-- Start of Source passage --
Property owners’ deeds were nullified and no compensation was offered.
Authorities began the forced relocation of all non-Indians late last year after
giving existing residents just 30 days to vacate their land “voluntarily.” Most
refused to go.
“In the final days of December, the federal government’s
task force working on expelling local residents from the Marãiwatsédé indigenous
land in Mato Grosso prioritized the expulsion of the community of Posto da Mata,
a center of fierce resistance against returning the land to the Xavante
Indians,” the federal National Indian Foundation (Funai), part of the Justice
Ministry, said in a statement in early January. “Justice officials set a January
4 deadline for residents to evacuate the area. Whoever does not leave by that
date will have their belongings confiscated by Justice and will have to answer
for the crime of disobedience.” Tensions are still brewing, though, and the
evictions are far from completed.
About 3,000 people lived in Posto da
Mata, including 700 school children who will now be homeless if the government
gets its way. "Where are we going to stay? Where are we going to live? What are
we going to live off of? What are we going to eat going forward?" wondered a
tearful girl outside one of the town's two schools in a TV interview. "I've
lived here all my 17 years and I'm not leaving."
An 8-year-old boy, also
crying, read a letter to Brazilian President Dilma Rousseff, a “former”
-- End of Source passage --
-- Start of Given entries --
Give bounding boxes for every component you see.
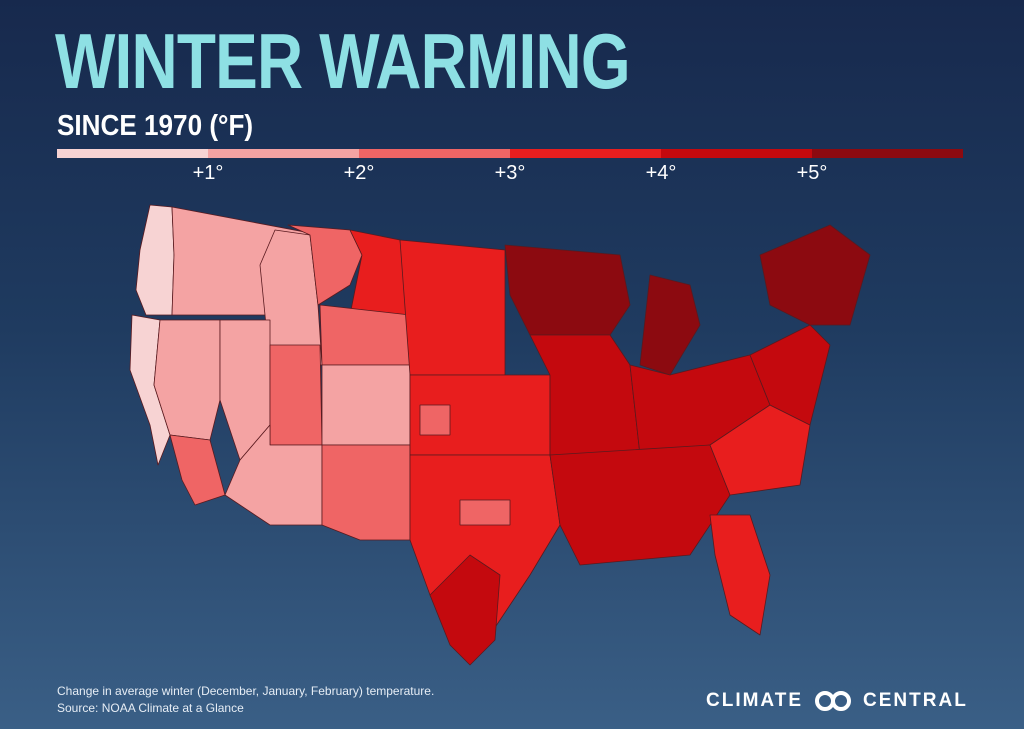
scale-label: +1° [192, 162, 224, 184]
color-scale-bar [57, 149, 963, 158]
brand-right-text: CENTRAL [863, 690, 968, 711]
map-region: Northern Plains [399, 239, 506, 376]
map-region: New England [759, 224, 871, 326]
map-region: Texas Gulf Coast [429, 554, 501, 666]
map-region: Southeast [549, 444, 731, 566]
map-region: Kansas Northeast [419, 404, 451, 436]
map-region: Georgia & Carolinas [709, 404, 811, 496]
map-region: Utah [269, 344, 323, 446]
scale-label: +3° [494, 162, 526, 184]
scale-segment-0 [57, 149, 208, 158]
climate-central-logo: CLIMATE CENTRAL [706, 690, 968, 712]
scale-segment-5 [812, 149, 963, 158]
map-region: Mid-Atlantic [749, 324, 831, 426]
map-region: Colorado [321, 364, 411, 446]
us-choropleth-map: Pacific Northwest coastWashington & Oreg… [129, 204, 871, 666]
scale-segment-3 [510, 149, 661, 158]
map-region: Pacific Northwest coast [135, 204, 175, 316]
footnote: Change in average winter (December, Janu… [57, 683, 434, 717]
map-region: Wyoming [319, 304, 411, 366]
page-subtitle: SINCE 1970 (°F) [57, 110, 254, 142]
map-region: Central Oklahoma [459, 499, 511, 526]
scale-segment-1 [208, 149, 359, 158]
linked-circles-icon [815, 691, 852, 711]
page-title: WINTER WARMING [55, 17, 631, 105]
scale-label: +5° [796, 162, 828, 184]
footnote-source: Source: NOAA Climate at a Glance [57, 701, 244, 715]
scale-segment-4 [661, 149, 812, 158]
map-region: New Mexico [321, 444, 411, 541]
scale-label: +2° [343, 162, 375, 184]
brand-left-text: CLIMATE [706, 690, 804, 711]
scale-segment-2 [359, 149, 510, 158]
map-region: Southern California [169, 434, 226, 506]
map-region: Michigan [639, 274, 701, 376]
map-region: Minnesota & Wisconsin [504, 244, 631, 336]
footnote-description: Change in average winter (December, Janu… [57, 684, 435, 698]
scale-label: +4° [645, 162, 677, 184]
map-region: Florida [709, 514, 771, 636]
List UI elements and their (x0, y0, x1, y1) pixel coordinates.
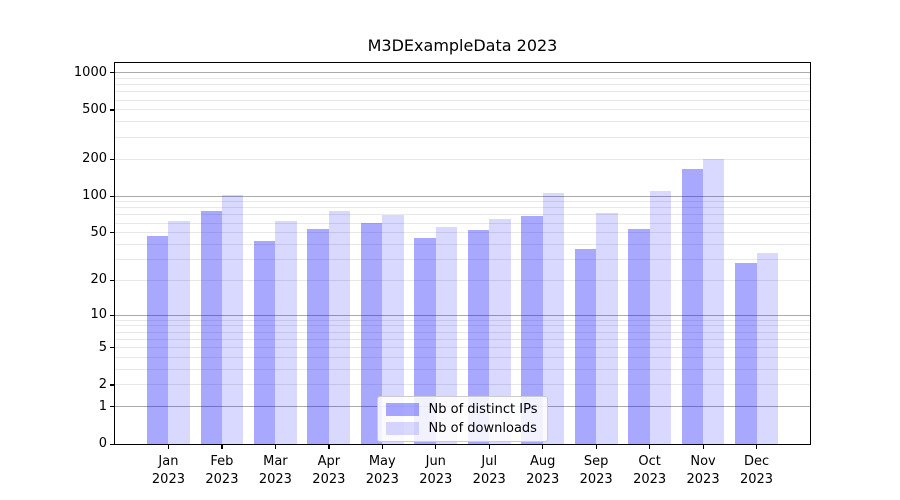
-- End of Given entries --
• _Exercise set_:
**A.** According to the eviction passage, what deadline did Justice officials set for residents to evacuate the area?
**B.** Write out the part of the eviction passage that opens with the words containing "Property owners’ deeds" and closes with "refused to go.".
The rows have nothing to do with the eviction passage.

• _Results_:
**A.** January 4

**B.**
Property owners’ deeds were nullified and no compensation was offered.
Authorities began the forced relocation of all non-Indians late last year after
giving existing residents just 30 days to vacate their land “voluntarily.” Most
refused to go.